> **Material for this exercise**
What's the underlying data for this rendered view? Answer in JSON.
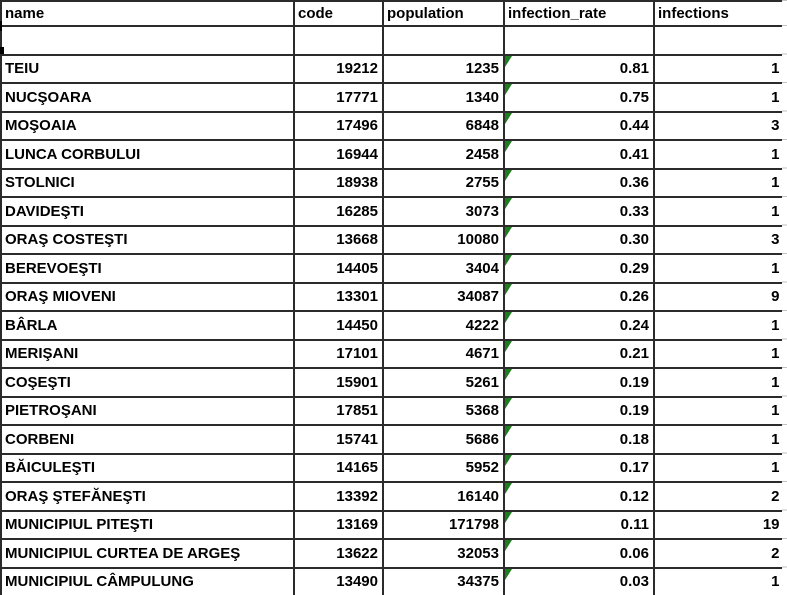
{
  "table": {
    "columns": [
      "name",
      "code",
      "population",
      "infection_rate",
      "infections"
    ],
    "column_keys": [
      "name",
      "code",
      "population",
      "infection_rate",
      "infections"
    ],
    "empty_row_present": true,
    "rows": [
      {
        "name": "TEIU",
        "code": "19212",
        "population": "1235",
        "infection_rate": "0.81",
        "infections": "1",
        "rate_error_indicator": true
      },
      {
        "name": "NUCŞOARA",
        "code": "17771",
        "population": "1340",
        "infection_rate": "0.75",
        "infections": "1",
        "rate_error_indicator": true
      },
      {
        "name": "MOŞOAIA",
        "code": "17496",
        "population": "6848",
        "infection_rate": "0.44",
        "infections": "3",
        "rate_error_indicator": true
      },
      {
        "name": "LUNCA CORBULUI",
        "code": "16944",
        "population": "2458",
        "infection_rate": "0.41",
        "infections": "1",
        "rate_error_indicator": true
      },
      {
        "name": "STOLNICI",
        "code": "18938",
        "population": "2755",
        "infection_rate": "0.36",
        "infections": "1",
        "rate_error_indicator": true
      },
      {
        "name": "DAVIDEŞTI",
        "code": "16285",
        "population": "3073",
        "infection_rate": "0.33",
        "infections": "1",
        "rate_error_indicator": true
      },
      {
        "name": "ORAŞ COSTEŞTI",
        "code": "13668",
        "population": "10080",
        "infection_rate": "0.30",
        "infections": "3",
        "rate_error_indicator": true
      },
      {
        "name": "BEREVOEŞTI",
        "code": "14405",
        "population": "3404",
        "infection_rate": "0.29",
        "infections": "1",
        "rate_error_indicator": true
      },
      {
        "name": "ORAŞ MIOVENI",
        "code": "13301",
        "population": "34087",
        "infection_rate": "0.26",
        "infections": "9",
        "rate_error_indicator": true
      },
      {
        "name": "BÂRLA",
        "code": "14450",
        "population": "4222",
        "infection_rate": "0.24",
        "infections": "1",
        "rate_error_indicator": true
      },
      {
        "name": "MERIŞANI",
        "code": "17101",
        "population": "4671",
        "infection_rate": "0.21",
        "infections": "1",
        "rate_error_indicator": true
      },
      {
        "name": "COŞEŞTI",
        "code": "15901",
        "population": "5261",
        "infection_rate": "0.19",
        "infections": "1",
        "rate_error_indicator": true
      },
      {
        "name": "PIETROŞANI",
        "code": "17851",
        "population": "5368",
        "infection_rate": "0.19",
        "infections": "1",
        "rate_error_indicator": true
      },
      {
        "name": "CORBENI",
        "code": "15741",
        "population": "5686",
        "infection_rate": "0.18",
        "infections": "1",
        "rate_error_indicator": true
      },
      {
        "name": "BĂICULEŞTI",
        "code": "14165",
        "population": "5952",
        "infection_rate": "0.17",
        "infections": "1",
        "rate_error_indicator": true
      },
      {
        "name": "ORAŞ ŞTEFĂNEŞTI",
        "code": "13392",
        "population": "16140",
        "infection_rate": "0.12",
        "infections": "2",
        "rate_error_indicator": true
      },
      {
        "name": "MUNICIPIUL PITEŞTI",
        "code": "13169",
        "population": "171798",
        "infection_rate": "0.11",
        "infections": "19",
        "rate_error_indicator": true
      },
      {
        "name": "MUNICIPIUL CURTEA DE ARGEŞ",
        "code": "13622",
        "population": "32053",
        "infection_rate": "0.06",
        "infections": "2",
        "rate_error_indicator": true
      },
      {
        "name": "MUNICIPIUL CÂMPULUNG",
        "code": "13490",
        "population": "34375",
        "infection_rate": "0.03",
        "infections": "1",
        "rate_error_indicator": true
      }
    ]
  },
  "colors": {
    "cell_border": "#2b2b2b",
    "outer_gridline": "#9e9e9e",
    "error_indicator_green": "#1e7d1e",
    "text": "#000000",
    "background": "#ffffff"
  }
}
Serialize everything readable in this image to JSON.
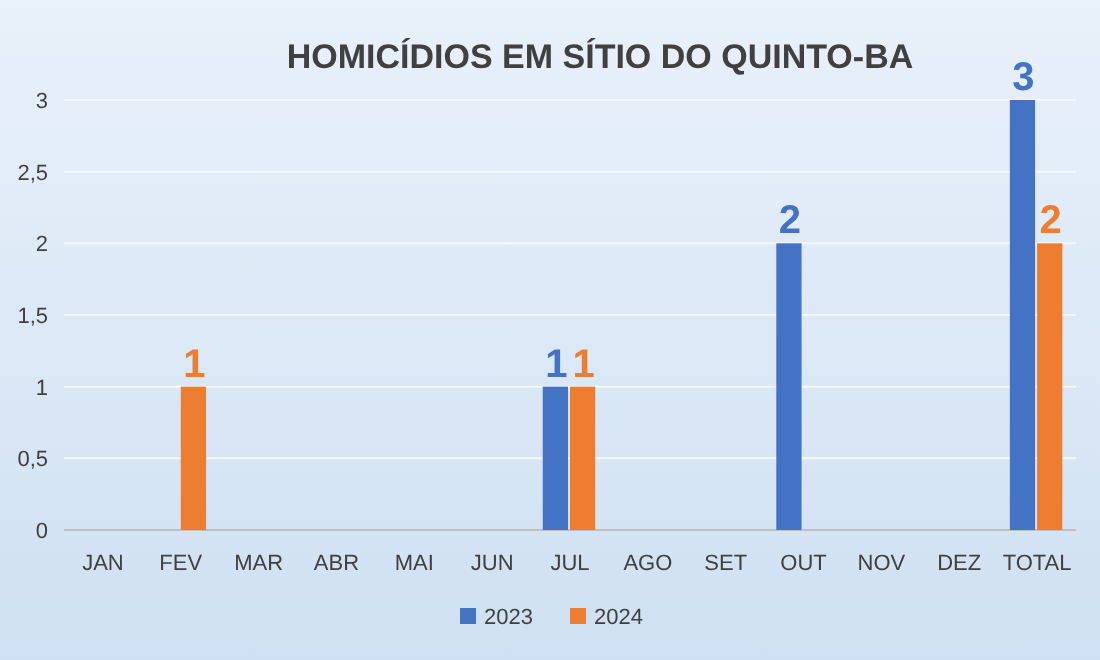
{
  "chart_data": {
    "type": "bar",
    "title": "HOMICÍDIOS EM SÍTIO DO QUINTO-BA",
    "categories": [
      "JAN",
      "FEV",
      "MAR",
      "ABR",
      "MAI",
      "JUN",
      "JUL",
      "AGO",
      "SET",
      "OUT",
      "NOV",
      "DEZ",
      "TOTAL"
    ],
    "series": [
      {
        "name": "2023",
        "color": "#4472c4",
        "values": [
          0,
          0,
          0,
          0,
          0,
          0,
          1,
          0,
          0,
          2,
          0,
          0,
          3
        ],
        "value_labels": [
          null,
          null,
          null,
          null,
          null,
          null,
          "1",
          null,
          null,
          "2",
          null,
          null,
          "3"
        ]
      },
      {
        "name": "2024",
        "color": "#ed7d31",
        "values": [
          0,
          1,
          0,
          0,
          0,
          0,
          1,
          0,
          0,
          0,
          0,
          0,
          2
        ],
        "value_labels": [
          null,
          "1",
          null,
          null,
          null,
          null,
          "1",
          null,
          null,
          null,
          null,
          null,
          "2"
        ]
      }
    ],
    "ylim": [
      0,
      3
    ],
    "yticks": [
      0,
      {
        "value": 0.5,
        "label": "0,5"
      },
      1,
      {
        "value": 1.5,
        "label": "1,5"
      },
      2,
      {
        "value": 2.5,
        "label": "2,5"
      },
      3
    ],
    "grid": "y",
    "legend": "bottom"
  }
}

* * *

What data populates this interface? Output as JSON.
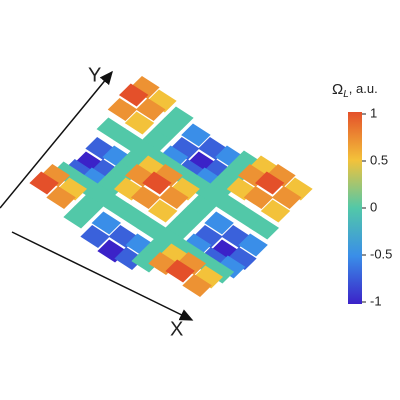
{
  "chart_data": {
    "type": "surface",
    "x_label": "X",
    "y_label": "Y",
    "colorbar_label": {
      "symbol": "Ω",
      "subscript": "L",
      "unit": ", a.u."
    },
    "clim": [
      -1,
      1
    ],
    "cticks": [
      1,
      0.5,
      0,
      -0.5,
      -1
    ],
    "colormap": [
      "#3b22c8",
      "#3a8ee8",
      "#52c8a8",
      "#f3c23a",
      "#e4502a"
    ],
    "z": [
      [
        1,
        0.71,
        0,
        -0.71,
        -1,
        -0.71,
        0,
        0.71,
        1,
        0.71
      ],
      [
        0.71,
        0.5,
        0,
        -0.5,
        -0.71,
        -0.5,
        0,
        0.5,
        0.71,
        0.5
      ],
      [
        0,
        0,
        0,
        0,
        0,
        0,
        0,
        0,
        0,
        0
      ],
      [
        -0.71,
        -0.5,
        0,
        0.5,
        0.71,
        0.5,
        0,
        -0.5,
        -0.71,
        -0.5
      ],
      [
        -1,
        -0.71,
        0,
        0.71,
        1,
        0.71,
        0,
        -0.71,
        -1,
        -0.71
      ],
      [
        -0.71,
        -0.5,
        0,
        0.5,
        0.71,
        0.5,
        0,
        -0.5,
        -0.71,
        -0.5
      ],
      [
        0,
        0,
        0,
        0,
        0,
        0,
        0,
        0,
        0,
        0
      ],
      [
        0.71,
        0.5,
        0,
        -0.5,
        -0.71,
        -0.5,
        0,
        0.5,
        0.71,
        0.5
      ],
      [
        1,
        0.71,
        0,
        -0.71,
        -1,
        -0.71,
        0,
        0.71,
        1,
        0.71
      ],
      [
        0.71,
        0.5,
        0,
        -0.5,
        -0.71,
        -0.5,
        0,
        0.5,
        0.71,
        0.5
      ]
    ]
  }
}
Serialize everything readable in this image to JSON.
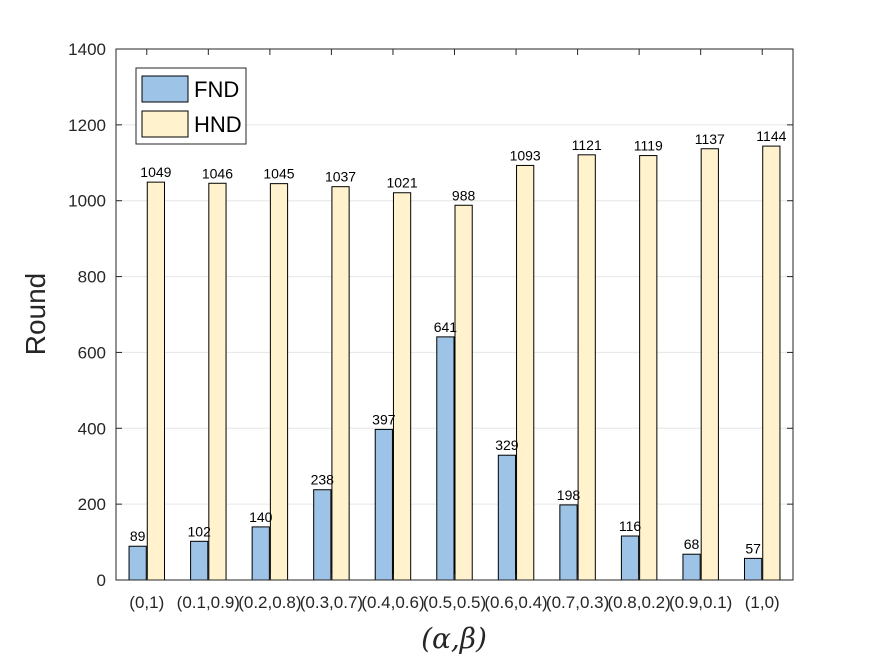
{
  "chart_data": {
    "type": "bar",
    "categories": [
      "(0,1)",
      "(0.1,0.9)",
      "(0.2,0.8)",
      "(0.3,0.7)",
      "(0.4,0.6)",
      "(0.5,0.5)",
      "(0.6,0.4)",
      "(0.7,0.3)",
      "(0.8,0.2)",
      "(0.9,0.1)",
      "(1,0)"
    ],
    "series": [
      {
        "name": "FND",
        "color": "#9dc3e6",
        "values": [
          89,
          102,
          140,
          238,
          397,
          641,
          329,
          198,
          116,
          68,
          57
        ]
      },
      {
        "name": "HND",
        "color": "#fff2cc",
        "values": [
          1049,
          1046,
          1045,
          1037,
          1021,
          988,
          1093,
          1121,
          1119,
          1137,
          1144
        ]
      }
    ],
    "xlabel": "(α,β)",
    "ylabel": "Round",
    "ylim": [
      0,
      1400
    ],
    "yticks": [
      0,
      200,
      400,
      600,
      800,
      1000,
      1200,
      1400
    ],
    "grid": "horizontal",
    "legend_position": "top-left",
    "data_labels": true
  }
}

==

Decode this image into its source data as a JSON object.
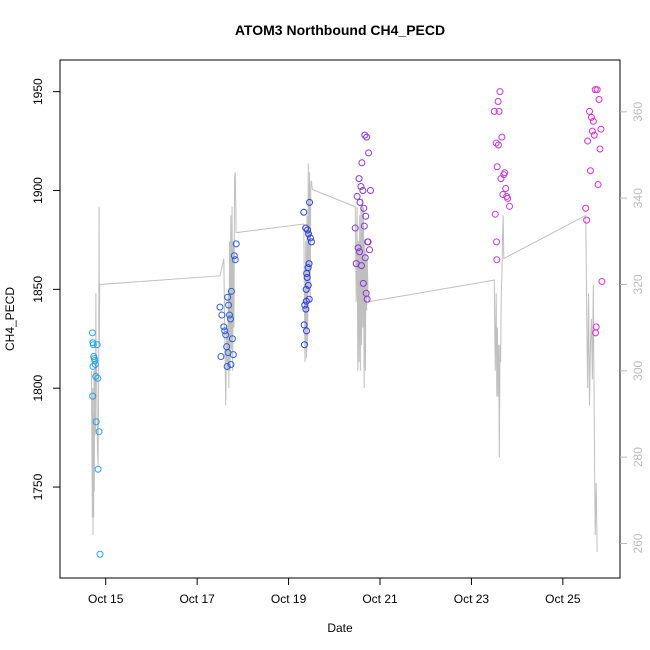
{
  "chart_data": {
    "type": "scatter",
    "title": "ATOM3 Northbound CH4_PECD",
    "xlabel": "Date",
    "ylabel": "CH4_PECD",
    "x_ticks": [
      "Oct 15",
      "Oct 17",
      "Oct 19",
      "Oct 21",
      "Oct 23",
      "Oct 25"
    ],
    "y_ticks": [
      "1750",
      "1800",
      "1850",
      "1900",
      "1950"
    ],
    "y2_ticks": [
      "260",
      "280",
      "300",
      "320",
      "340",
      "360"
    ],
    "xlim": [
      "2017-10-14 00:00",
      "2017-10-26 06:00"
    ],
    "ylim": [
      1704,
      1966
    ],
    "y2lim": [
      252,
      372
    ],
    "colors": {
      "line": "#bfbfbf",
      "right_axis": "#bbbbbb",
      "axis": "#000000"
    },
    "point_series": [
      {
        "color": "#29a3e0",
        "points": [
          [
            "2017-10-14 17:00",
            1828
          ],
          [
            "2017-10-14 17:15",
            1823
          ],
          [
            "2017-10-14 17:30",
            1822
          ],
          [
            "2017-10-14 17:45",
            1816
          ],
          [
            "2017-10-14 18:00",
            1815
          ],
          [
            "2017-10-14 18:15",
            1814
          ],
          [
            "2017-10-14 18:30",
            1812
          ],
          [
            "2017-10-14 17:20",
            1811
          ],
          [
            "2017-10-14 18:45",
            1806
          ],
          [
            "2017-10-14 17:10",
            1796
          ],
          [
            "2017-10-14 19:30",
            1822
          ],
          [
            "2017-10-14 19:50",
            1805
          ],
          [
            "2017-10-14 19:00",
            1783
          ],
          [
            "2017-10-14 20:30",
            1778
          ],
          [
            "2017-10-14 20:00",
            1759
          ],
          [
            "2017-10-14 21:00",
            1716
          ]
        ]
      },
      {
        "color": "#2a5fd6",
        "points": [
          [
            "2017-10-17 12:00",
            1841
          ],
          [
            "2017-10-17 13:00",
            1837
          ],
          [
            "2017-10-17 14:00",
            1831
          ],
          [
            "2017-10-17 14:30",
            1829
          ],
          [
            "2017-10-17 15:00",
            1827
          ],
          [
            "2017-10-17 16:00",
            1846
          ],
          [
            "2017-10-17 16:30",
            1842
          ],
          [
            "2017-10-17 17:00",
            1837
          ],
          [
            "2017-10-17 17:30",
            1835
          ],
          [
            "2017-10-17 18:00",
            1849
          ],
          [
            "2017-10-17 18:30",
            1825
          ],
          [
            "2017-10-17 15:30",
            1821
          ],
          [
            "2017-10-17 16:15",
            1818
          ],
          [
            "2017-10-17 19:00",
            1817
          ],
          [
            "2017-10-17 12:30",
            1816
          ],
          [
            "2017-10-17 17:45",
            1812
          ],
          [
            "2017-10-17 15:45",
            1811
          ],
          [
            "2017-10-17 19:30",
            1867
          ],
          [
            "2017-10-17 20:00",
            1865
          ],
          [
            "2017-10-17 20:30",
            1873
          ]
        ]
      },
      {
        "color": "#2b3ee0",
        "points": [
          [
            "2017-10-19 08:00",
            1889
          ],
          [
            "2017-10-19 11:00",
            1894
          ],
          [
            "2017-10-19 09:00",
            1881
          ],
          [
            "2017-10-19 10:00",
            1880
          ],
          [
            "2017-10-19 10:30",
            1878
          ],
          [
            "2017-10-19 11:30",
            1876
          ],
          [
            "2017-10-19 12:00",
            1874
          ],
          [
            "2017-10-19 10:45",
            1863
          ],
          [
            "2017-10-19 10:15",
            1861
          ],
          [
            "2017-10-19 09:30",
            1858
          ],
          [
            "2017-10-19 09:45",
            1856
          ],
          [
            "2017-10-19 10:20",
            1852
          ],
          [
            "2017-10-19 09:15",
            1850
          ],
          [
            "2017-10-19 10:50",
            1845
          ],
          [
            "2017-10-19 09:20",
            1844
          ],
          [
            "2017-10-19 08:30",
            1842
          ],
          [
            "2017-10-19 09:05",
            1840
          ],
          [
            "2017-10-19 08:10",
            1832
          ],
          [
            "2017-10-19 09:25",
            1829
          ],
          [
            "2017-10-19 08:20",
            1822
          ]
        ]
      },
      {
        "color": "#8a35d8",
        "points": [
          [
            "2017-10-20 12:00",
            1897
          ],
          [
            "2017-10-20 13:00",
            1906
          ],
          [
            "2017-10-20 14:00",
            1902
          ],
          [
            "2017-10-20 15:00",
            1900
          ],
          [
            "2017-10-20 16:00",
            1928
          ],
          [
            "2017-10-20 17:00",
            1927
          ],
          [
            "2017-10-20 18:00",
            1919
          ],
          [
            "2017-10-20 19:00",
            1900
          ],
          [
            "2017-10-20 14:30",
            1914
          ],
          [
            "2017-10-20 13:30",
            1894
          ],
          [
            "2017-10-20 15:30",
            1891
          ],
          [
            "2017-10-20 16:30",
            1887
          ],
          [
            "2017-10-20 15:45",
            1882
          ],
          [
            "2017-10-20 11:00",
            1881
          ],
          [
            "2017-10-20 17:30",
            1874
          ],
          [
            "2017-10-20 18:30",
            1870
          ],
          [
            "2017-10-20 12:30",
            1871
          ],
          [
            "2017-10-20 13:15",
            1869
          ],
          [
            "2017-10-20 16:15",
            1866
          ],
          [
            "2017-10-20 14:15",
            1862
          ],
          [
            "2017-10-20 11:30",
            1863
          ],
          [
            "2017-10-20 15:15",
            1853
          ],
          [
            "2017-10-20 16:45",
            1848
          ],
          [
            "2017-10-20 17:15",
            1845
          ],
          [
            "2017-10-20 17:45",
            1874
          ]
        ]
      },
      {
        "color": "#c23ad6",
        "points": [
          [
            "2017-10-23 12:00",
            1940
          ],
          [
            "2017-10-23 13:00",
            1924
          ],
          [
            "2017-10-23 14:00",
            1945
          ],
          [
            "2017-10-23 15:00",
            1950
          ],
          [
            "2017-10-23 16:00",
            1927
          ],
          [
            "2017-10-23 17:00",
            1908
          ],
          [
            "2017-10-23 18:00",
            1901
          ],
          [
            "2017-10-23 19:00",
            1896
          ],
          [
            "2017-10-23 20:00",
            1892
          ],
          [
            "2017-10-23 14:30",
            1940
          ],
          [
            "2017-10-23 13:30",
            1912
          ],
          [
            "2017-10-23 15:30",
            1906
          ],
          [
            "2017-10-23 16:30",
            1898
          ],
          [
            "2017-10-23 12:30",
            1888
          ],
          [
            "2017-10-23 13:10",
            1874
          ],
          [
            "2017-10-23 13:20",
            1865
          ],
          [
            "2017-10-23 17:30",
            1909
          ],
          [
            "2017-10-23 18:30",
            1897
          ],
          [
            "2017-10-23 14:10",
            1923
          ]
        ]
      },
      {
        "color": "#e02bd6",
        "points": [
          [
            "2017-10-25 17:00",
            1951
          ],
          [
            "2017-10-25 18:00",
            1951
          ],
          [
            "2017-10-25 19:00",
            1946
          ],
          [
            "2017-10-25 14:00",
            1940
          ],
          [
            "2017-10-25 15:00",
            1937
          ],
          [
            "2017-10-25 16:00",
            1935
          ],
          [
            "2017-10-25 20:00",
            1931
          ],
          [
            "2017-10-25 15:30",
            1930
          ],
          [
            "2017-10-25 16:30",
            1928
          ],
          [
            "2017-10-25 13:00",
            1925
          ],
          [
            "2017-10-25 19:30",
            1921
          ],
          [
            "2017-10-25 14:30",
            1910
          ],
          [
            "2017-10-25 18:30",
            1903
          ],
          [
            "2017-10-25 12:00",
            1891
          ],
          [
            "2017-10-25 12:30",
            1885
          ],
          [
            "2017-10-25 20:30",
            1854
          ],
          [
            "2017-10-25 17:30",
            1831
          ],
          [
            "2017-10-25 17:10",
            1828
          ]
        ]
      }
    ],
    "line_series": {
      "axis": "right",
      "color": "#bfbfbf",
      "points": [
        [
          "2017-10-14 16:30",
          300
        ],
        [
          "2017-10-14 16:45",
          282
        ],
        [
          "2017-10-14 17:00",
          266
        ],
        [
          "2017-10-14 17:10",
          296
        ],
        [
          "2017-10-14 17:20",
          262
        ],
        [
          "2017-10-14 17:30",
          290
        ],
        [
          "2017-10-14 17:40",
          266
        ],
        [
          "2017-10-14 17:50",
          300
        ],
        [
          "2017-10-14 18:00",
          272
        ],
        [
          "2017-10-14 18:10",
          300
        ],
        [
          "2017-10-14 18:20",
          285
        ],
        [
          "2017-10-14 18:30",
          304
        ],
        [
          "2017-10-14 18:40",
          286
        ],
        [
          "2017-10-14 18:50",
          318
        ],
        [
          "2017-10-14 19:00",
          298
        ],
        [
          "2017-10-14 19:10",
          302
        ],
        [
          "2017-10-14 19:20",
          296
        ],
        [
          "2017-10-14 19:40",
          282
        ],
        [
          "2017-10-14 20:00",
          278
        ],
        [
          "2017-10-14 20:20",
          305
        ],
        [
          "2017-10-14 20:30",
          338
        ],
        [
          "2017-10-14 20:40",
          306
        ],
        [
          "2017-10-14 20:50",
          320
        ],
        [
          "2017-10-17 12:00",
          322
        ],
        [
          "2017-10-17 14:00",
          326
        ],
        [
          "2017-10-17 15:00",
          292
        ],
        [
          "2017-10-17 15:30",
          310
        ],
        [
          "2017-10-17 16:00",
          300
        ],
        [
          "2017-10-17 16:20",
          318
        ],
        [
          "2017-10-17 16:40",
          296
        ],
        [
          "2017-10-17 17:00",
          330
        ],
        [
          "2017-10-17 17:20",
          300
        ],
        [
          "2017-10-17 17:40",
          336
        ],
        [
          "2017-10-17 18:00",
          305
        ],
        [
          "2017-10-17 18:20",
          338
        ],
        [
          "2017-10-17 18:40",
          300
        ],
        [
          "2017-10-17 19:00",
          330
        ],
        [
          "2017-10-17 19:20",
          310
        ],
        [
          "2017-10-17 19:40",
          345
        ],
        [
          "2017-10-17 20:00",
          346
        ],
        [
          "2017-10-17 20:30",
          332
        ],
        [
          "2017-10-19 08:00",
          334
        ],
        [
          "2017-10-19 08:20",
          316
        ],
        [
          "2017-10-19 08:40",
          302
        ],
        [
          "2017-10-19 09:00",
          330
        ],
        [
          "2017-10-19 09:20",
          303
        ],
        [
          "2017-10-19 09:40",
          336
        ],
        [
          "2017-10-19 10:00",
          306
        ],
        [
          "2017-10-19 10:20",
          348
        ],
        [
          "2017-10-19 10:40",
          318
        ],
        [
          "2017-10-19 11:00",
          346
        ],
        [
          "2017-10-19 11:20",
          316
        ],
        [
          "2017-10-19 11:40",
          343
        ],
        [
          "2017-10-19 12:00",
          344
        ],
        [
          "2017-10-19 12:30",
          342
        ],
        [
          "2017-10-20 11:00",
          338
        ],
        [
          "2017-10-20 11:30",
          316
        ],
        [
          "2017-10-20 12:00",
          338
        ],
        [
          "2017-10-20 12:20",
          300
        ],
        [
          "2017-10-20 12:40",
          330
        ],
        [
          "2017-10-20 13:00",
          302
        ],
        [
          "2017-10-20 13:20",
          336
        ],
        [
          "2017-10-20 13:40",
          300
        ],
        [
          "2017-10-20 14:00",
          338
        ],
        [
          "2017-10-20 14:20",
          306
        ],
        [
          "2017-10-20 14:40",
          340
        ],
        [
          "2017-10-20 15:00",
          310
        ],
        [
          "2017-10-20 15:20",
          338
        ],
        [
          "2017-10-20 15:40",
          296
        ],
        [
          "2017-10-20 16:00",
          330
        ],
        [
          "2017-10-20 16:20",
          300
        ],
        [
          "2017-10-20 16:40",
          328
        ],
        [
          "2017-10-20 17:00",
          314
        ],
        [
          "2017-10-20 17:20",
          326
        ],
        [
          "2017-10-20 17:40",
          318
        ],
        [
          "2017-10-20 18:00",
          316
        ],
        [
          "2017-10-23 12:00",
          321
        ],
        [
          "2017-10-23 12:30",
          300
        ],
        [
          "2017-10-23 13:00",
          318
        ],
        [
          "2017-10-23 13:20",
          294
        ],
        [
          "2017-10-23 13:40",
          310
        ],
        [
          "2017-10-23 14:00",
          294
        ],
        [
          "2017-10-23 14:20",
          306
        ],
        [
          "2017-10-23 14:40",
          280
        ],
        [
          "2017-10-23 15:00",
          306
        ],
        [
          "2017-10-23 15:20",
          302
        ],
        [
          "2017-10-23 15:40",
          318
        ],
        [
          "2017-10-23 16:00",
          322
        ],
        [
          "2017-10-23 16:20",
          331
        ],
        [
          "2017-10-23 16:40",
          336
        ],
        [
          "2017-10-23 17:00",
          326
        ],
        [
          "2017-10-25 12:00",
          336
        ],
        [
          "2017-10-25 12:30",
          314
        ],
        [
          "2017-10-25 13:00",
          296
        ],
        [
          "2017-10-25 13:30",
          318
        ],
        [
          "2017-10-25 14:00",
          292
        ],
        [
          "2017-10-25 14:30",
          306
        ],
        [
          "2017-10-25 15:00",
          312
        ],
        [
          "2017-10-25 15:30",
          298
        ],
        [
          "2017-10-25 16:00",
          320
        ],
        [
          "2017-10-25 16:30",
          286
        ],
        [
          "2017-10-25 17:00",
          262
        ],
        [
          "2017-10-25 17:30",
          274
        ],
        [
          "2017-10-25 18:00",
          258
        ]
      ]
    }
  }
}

> **Description of the task**
Where a line of the entries contains the word "type", copy that line.

> **Problem solution**
    "type": "bar",
    "type": "surface",
    "type": "bar",
    "type": "scatter",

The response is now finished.